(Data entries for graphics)
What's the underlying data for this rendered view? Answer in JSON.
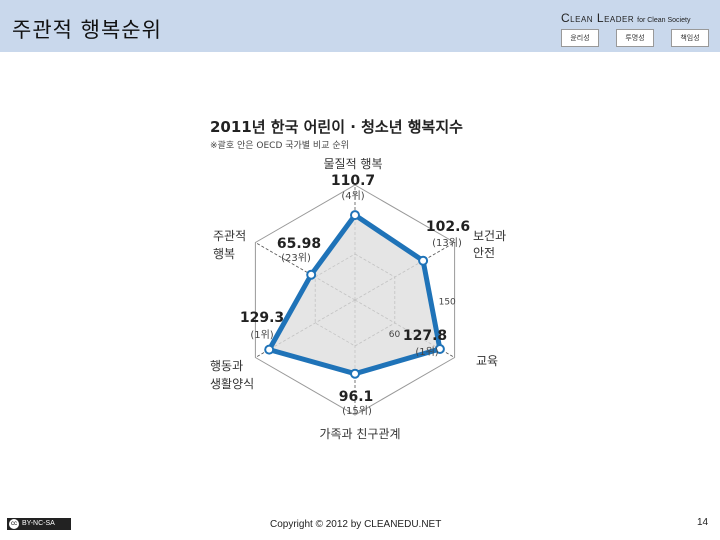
{
  "slide": {
    "title": "주관적 행복순위",
    "brand_main": "Clean Leader",
    "brand_sub": "for Clean Society",
    "pills": [
      "윤리성",
      "투명성",
      "책임성"
    ],
    "license": "BY-NC-SA",
    "copyright": "Copyright © 2012 by CLEANEDU.NET",
    "page_number": "14"
  },
  "chart_data": {
    "type": "radar",
    "title": "2011년 한국 어린이 · 청소년 행복지수",
    "subtitle": "※괄호 안은 OECD 국가별 비교 순위",
    "axes": [
      {
        "label": "물질적 행복",
        "value": 110.7,
        "rank": "(4위)"
      },
      {
        "label": "보건과 안전",
        "value": 102.6,
        "rank": "(13위)"
      },
      {
        "label": "교육",
        "value": 127.8,
        "rank": "(1위)"
      },
      {
        "label": "가족과 친구관계",
        "value": 96.1,
        "rank": "(15위)"
      },
      {
        "label": "행동과 생활양식",
        "value": 129.3,
        "rank": "(1위)"
      },
      {
        "label": "주관적 행복",
        "value": 65.98,
        "rank": "(23위)"
      }
    ],
    "scale_labels": [
      "60",
      "150"
    ],
    "range": [
      0,
      150
    ],
    "colors": {
      "series": "#1f73b8",
      "fill": "#dedede"
    }
  }
}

§ **Prompt**
Scan the records for the string "rank". Copy each line in which it appears.

§ **Solution to this task**
        "rank": "(4위)"
        "rank": "(13위)"
        "rank": "(1위)"
        "rank": "(15위)"
        "rank": "(1위)"
        "rank": "(23위)"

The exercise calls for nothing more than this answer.